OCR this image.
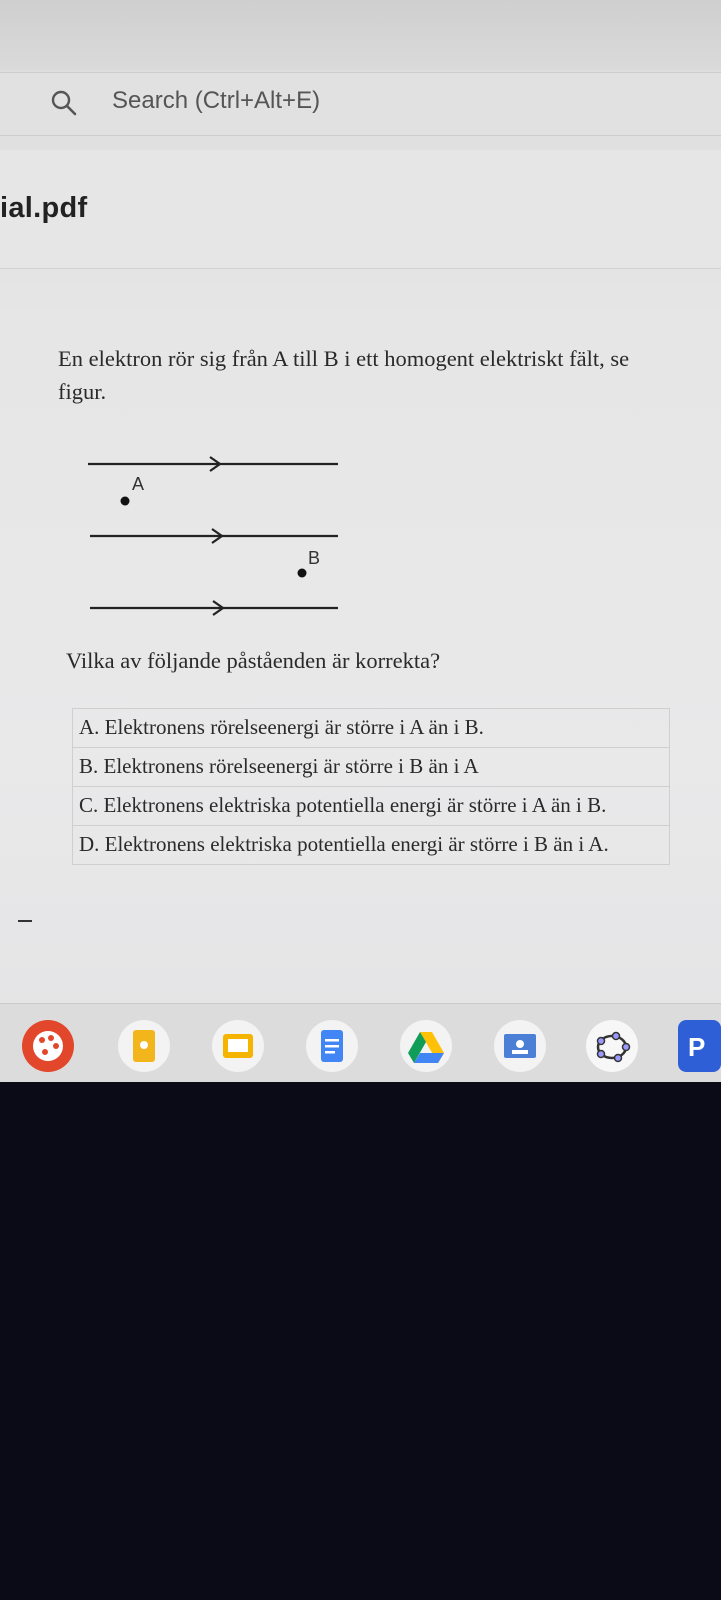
Search (Ctrl+Alt+E)
ial.pdf
En elektron rör sig från A till B i ett homogent elektriskt fält, se figur.
A
B
Vilka av följande påståenden är korrekta?
A. Elektronens rörelseenergi är större i A än i B.
B. Elektronens rörelseenergi är större i B än i A
C. Elektronens elektriska potentiella energi är större i A än i B.
D. Elektronens elektriska potentiella energi är större i B än i A.
P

※ ※ ※

The task: Give the count of lines in the data shown above that contain "större", and nothing else.

Result for this task: 4